Records from a dataset:
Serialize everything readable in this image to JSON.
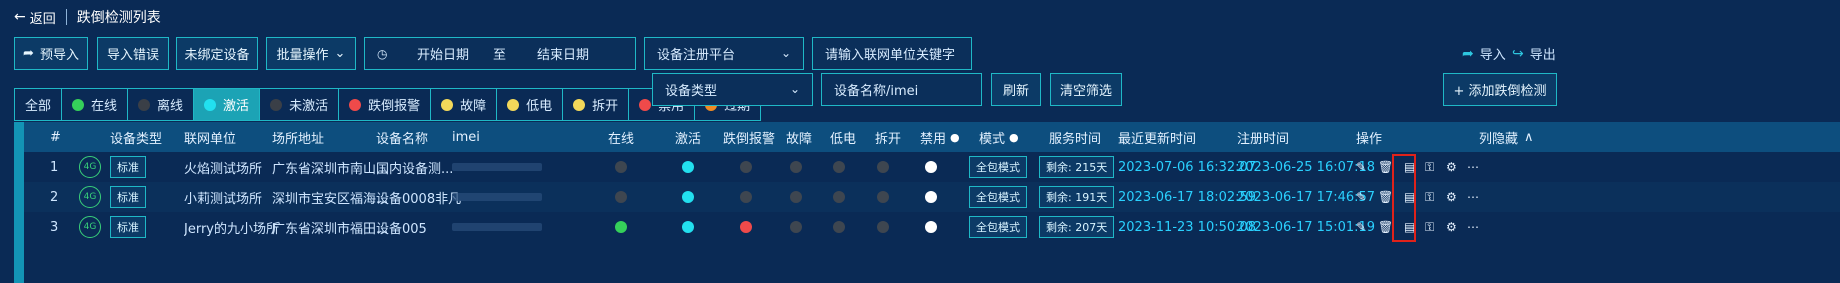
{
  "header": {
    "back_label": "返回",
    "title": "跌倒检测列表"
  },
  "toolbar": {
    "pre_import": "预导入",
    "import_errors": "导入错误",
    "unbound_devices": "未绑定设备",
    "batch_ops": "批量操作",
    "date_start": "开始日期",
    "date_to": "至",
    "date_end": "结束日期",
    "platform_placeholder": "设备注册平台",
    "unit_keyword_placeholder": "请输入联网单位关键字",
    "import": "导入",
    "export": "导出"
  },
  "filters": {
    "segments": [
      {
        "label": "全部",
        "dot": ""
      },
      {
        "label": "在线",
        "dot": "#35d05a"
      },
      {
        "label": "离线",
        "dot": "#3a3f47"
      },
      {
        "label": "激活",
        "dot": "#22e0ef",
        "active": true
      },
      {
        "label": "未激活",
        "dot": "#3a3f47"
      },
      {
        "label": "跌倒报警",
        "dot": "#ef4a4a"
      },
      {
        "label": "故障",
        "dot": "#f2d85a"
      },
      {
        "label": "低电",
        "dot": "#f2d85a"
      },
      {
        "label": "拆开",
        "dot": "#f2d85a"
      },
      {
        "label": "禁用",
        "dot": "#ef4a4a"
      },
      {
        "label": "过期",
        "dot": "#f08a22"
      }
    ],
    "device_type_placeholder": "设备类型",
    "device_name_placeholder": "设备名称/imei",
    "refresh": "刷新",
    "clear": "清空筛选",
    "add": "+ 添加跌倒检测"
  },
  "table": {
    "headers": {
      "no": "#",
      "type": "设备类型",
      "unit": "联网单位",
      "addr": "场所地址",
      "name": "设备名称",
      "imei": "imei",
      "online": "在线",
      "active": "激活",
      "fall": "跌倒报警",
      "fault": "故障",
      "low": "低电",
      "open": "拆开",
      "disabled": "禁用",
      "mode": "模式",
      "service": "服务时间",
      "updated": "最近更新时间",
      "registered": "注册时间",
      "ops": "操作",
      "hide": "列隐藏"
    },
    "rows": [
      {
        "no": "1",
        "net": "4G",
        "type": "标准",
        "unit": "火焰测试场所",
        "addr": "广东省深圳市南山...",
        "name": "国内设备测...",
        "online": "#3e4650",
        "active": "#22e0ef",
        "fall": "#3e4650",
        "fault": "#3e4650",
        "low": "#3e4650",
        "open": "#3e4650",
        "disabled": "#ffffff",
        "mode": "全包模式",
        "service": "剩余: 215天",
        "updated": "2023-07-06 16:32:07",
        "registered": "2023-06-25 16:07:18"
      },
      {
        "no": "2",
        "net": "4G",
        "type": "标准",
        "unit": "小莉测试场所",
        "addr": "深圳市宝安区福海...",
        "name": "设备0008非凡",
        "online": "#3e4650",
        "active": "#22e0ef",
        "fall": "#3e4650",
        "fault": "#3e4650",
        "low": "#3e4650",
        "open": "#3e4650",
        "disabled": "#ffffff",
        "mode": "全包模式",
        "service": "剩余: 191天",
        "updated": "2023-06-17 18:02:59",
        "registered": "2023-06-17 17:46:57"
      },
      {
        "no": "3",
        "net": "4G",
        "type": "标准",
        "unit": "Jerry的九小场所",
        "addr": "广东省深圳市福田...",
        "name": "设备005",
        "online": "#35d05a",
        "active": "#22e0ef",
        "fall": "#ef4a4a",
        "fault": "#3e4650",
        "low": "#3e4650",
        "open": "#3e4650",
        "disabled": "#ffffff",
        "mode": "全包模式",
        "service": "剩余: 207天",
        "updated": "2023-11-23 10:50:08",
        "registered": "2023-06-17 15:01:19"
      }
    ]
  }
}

| Work to complete |
Go through the records above, find every line with the word "service", and list those lines.

| Result of this exercise |
      "service": "服务时间",
        "service": "剩余: 215天",
        "service": "剩余: 191天",
        "service": "剩余: 207天",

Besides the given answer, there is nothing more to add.